Stated goal
Type out all the records word for word. Any pictures are to be left out.

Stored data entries
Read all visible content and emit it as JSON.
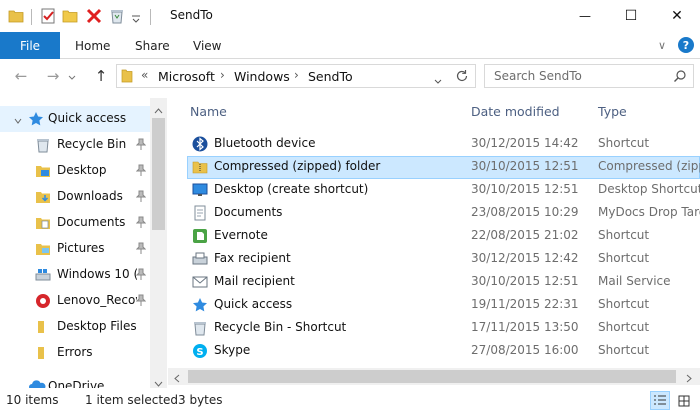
{
  "window": {
    "title": "SendTo",
    "minimize_glyph": "—",
    "maximize_glyph": "☐",
    "close_glyph": "✕"
  },
  "quick_access_toolbar": {
    "icons": [
      "folder-icon",
      "properties-checklist-icon",
      "new-folder-icon",
      "delete-x-icon",
      "recycle-bin-icon",
      "customize-chevron-icon"
    ],
    "accent": "#1979ca"
  },
  "ribbon": {
    "tabs": [
      "File",
      "Home",
      "Share",
      "View"
    ],
    "expand_glyph": "∨",
    "help_glyph": "?"
  },
  "address": {
    "breadcrumbs": [
      "Microsoft",
      "Windows",
      "SendTo"
    ],
    "overflow_glyph": "«",
    "separator": "›",
    "search_placeholder": "Search SendTo",
    "back_glyph": "←",
    "forward_glyph": "→",
    "up_glyph": "↑"
  },
  "nav_pane": {
    "items": [
      {
        "label": "Quick access",
        "icon": "star-icon",
        "pinned": false,
        "selected": true
      },
      {
        "label": "Recycle Bin",
        "icon": "recycle-bin-icon",
        "pinned": true
      },
      {
        "label": "Desktop",
        "icon": "desktop-folder-icon",
        "pinned": true
      },
      {
        "label": "Downloads",
        "icon": "downloads-folder-icon",
        "pinned": true
      },
      {
        "label": "Documents",
        "icon": "documents-folder-icon",
        "pinned": true
      },
      {
        "label": "Pictures",
        "icon": "pictures-folder-icon",
        "pinned": true
      },
      {
        "label": "Windows 10 (",
        "icon": "drive-icon",
        "pinned": true
      },
      {
        "label": "Lenovo_Recov",
        "icon": "lenovo-drive-icon",
        "pinned": true
      },
      {
        "label": "Desktop Files",
        "icon": "folder-icon",
        "pinned": false
      },
      {
        "label": "Errors",
        "icon": "folder-icon",
        "pinned": false
      },
      {
        "label": "OneDrive",
        "icon": "onedrive-icon",
        "pinned": false
      }
    ]
  },
  "columns": {
    "name": "Name",
    "date": "Date modified",
    "type": "Type"
  },
  "files": [
    {
      "name": "Bluetooth device",
      "date": "30/12/2015 14:42",
      "type": "Shortcut",
      "icon": "bluetooth-icon",
      "selected": false
    },
    {
      "name": "Compressed (zipped) folder",
      "date": "30/10/2015 12:51",
      "type": "Compressed (zipp",
      "icon": "zip-folder-icon",
      "selected": true
    },
    {
      "name": "Desktop (create shortcut)",
      "date": "30/10/2015 12:51",
      "type": "Desktop Shortcut",
      "icon": "desktop-icon",
      "selected": false
    },
    {
      "name": "Documents",
      "date": "23/08/2015 10:29",
      "type": "MyDocs Drop Targ",
      "icon": "documents-icon",
      "selected": false
    },
    {
      "name": "Evernote",
      "date": "22/08/2015 21:02",
      "type": "Shortcut",
      "icon": "evernote-icon",
      "selected": false
    },
    {
      "name": "Fax recipient",
      "date": "30/12/2015 12:42",
      "type": "Shortcut",
      "icon": "fax-icon",
      "selected": false
    },
    {
      "name": "Mail recipient",
      "date": "30/10/2015 12:51",
      "type": "Mail Service",
      "icon": "mail-icon",
      "selected": false
    },
    {
      "name": "Quick access",
      "date": "19/11/2015 22:31",
      "type": "Shortcut",
      "icon": "quick-access-star-icon",
      "selected": false
    },
    {
      "name": "Recycle Bin - Shortcut",
      "date": "17/11/2015 13:50",
      "type": "Shortcut",
      "icon": "recycle-bin-icon",
      "selected": false
    },
    {
      "name": "Skype",
      "date": "27/08/2015 16:00",
      "type": "Shortcut",
      "icon": "skype-icon",
      "selected": false
    }
  ],
  "status": {
    "count": "10 items",
    "selection": "1 item selected",
    "size": "3 bytes"
  },
  "colors": {
    "file_tab": "#1979ca",
    "selection_fill": "#cce8ff",
    "selection_border": "#99d1ff",
    "column_header": "#4d6082",
    "folder_yellow": "#e9c14a"
  }
}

Finished exercise
Read all visible content and emit it as JSON.
{
  "window": {
    "title": "SendTo",
    "minimize_glyph": "—",
    "maximize_glyph": "☐",
    "close_glyph": "✕"
  },
  "quick_access_toolbar": {
    "icons": [
      "folder-icon",
      "properties-checklist-icon",
      "new-folder-icon",
      "delete-x-icon",
      "recycle-bin-icon",
      "customize-chevron-icon"
    ],
    "accent": "#1979ca"
  },
  "ribbon": {
    "tabs": [
      "File",
      "Home",
      "Share",
      "View"
    ],
    "expand_glyph": "∨",
    "help_glyph": "?"
  },
  "address": {
    "breadcrumbs": [
      "Microsoft",
      "Windows",
      "SendTo"
    ],
    "overflow_glyph": "«",
    "separator": "›",
    "search_placeholder": "Search SendTo",
    "back_glyph": "←",
    "forward_glyph": "→",
    "up_glyph": "↑"
  },
  "nav_pane": {
    "items": [
      {
        "label": "Quick access",
        "icon": "star-icon",
        "pinned": false,
        "selected": true
      },
      {
        "label": "Recycle Bin",
        "icon": "recycle-bin-icon",
        "pinned": true
      },
      {
        "label": "Desktop",
        "icon": "desktop-folder-icon",
        "pinned": true
      },
      {
        "label": "Downloads",
        "icon": "downloads-folder-icon",
        "pinned": true
      },
      {
        "label": "Documents",
        "icon": "documents-folder-icon",
        "pinned": true
      },
      {
        "label": "Pictures",
        "icon": "pictures-folder-icon",
        "pinned": true
      },
      {
        "label": "Windows 10 (",
        "icon": "drive-icon",
        "pinned": true
      },
      {
        "label": "Lenovo_Recov",
        "icon": "lenovo-drive-icon",
        "pinned": true
      },
      {
        "label": "Desktop Files",
        "icon": "folder-icon",
        "pinned": false
      },
      {
        "label": "Errors",
        "icon": "folder-icon",
        "pinned": false
      },
      {
        "label": "OneDrive",
        "icon": "onedrive-icon",
        "pinned": false
      }
    ]
  },
  "columns": {
    "name": "Name",
    "date": "Date modified",
    "type": "Type"
  },
  "files": [
    {
      "name": "Bluetooth device",
      "date": "30/12/2015 14:42",
      "type": "Shortcut",
      "icon": "bluetooth-icon",
      "selected": false
    },
    {
      "name": "Compressed (zipped) folder",
      "date": "30/10/2015 12:51",
      "type": "Compressed (zipp",
      "icon": "zip-folder-icon",
      "selected": true
    },
    {
      "name": "Desktop (create shortcut)",
      "date": "30/10/2015 12:51",
      "type": "Desktop Shortcut",
      "icon": "desktop-icon",
      "selected": false
    },
    {
      "name": "Documents",
      "date": "23/08/2015 10:29",
      "type": "MyDocs Drop Targ",
      "icon": "documents-icon",
      "selected": false
    },
    {
      "name": "Evernote",
      "date": "22/08/2015 21:02",
      "type": "Shortcut",
      "icon": "evernote-icon",
      "selected": false
    },
    {
      "name": "Fax recipient",
      "date": "30/12/2015 12:42",
      "type": "Shortcut",
      "icon": "fax-icon",
      "selected": false
    },
    {
      "name": "Mail recipient",
      "date": "30/10/2015 12:51",
      "type": "Mail Service",
      "icon": "mail-icon",
      "selected": false
    },
    {
      "name": "Quick access",
      "date": "19/11/2015 22:31",
      "type": "Shortcut",
      "icon": "quick-access-star-icon",
      "selected": false
    },
    {
      "name": "Recycle Bin - Shortcut",
      "date": "17/11/2015 13:50",
      "type": "Shortcut",
      "icon": "recycle-bin-icon",
      "selected": false
    },
    {
      "name": "Skype",
      "date": "27/08/2015 16:00",
      "type": "Shortcut",
      "icon": "skype-icon",
      "selected": false
    }
  ],
  "status": {
    "count": "10 items",
    "selection": "1 item selected",
    "size": "3 bytes"
  },
  "colors": {
    "file_tab": "#1979ca",
    "selection_fill": "#cce8ff",
    "selection_border": "#99d1ff",
    "column_header": "#4d6082",
    "folder_yellow": "#e9c14a"
  }
}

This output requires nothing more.